TASK REQUIREMENTS: Find the string "right" in the data, then copy every line where it is found.
***** DATA TO USE *****
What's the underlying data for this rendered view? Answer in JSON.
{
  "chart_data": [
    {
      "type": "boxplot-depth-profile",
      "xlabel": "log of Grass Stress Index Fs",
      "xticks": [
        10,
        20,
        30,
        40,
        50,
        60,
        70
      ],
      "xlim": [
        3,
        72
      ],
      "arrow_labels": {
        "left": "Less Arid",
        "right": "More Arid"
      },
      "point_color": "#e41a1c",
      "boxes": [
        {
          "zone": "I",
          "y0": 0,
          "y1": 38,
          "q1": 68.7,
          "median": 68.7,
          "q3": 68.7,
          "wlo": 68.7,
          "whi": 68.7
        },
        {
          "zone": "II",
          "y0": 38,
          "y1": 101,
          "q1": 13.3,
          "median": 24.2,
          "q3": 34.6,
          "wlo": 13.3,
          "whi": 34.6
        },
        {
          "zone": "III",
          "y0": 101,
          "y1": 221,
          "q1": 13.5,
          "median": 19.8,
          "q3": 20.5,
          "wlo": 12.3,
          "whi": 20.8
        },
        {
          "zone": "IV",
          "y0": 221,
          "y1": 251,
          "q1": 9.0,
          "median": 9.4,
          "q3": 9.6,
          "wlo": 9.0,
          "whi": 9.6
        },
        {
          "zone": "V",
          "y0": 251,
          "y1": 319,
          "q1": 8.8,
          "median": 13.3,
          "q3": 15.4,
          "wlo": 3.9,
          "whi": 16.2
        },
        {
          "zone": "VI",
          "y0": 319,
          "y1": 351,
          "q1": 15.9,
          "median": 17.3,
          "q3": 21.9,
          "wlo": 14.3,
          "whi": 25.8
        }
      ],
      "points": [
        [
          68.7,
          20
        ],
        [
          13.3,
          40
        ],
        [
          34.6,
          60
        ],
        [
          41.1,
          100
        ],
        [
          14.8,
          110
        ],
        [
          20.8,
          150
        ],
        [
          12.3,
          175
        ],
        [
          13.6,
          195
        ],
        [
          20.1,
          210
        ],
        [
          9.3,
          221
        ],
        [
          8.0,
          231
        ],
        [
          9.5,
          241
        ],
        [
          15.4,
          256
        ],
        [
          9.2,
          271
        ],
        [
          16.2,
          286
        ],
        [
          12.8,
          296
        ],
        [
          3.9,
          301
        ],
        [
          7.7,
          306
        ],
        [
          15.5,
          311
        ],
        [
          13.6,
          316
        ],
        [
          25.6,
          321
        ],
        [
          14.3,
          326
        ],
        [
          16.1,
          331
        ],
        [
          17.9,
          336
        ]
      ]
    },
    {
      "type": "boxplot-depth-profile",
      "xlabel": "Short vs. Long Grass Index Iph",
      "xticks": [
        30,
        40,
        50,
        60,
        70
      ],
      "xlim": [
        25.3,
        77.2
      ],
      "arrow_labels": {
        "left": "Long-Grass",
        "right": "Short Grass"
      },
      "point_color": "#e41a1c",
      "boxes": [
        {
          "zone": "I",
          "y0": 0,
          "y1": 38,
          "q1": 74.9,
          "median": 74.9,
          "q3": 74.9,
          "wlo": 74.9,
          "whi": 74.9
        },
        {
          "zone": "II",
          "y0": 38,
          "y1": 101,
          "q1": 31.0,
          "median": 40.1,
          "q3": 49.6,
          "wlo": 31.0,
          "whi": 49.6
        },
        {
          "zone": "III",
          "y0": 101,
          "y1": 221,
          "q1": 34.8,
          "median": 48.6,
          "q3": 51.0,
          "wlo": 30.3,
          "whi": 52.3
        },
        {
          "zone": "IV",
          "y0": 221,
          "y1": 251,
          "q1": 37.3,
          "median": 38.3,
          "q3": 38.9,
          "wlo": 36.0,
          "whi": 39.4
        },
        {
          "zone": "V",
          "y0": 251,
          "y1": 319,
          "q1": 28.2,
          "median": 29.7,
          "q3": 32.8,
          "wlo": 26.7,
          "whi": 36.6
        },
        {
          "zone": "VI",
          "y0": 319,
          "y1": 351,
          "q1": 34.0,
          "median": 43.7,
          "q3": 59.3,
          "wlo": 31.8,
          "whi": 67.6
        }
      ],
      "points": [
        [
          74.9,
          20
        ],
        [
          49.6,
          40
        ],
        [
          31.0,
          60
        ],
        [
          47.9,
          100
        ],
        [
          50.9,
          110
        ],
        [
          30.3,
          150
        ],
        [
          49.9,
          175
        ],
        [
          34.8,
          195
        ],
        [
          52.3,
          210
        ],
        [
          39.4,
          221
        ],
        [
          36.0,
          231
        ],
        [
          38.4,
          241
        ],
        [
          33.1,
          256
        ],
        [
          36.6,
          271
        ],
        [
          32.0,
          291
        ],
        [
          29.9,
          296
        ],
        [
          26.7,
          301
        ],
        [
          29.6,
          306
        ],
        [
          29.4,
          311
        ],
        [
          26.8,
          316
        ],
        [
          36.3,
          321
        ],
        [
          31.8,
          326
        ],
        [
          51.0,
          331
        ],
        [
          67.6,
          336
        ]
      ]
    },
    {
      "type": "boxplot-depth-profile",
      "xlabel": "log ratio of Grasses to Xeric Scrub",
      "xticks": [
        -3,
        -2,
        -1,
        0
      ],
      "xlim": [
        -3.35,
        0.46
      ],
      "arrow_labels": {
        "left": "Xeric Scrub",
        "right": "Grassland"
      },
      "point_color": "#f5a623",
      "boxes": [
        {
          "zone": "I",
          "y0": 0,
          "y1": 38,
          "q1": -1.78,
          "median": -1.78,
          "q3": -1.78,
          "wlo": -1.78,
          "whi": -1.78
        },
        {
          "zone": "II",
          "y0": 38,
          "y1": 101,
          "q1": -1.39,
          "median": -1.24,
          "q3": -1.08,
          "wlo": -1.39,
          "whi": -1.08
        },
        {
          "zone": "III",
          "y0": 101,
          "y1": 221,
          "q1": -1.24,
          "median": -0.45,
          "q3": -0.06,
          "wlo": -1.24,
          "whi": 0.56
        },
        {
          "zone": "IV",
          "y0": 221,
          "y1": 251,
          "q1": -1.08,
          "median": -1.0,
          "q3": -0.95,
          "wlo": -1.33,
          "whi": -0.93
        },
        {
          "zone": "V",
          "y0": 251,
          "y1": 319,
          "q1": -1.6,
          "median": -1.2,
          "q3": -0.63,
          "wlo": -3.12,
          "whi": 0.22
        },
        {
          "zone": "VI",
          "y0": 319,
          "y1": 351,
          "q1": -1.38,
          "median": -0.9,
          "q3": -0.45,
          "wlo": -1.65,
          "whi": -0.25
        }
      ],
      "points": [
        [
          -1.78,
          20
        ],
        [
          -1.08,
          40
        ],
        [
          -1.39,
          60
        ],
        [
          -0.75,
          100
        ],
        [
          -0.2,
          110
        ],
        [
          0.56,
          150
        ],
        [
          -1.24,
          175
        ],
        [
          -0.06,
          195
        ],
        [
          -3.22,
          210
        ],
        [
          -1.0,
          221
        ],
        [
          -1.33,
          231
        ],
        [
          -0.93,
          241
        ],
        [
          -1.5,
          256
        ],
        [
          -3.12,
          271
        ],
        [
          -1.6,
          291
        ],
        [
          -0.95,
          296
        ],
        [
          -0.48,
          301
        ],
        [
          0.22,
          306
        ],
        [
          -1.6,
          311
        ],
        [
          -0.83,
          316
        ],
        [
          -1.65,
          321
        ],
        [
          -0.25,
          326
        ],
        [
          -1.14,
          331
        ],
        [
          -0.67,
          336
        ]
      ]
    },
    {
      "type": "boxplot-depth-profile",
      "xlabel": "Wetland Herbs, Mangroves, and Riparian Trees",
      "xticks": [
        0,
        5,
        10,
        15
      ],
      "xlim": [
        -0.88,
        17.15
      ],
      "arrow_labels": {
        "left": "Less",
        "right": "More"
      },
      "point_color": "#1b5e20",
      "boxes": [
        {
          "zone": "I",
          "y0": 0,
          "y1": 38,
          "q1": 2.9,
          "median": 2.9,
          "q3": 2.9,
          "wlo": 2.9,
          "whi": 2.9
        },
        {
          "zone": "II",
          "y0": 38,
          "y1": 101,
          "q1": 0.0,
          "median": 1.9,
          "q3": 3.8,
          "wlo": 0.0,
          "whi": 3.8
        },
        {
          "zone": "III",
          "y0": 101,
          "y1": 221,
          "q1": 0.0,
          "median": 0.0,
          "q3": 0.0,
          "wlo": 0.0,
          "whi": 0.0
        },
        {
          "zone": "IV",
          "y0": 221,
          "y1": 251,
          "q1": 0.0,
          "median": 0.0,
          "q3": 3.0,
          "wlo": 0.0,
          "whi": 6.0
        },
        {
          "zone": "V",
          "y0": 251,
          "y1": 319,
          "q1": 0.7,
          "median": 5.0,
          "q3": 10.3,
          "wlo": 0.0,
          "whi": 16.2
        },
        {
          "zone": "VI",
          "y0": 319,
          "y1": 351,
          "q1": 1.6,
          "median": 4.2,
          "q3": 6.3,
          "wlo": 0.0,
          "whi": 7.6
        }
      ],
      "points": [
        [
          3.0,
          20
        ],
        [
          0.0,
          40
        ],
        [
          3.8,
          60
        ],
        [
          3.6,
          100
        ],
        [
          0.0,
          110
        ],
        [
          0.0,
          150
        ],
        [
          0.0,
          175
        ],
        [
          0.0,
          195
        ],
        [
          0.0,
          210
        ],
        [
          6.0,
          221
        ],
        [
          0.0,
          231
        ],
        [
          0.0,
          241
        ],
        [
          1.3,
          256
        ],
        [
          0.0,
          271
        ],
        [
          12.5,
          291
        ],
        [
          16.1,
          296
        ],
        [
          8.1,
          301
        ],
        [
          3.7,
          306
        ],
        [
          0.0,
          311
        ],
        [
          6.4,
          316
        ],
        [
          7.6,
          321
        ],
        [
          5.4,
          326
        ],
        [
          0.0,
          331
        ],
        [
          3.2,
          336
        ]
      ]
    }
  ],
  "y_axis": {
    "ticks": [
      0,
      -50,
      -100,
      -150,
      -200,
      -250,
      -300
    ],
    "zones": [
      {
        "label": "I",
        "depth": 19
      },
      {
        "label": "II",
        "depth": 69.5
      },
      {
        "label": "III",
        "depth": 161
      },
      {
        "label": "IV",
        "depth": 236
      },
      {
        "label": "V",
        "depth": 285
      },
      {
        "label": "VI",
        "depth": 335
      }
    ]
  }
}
*****
WRITTEN ANSWER:
        "right": "More Arid"
        "right": "Short Grass"
        "right": "Grassland"
        "right": "More"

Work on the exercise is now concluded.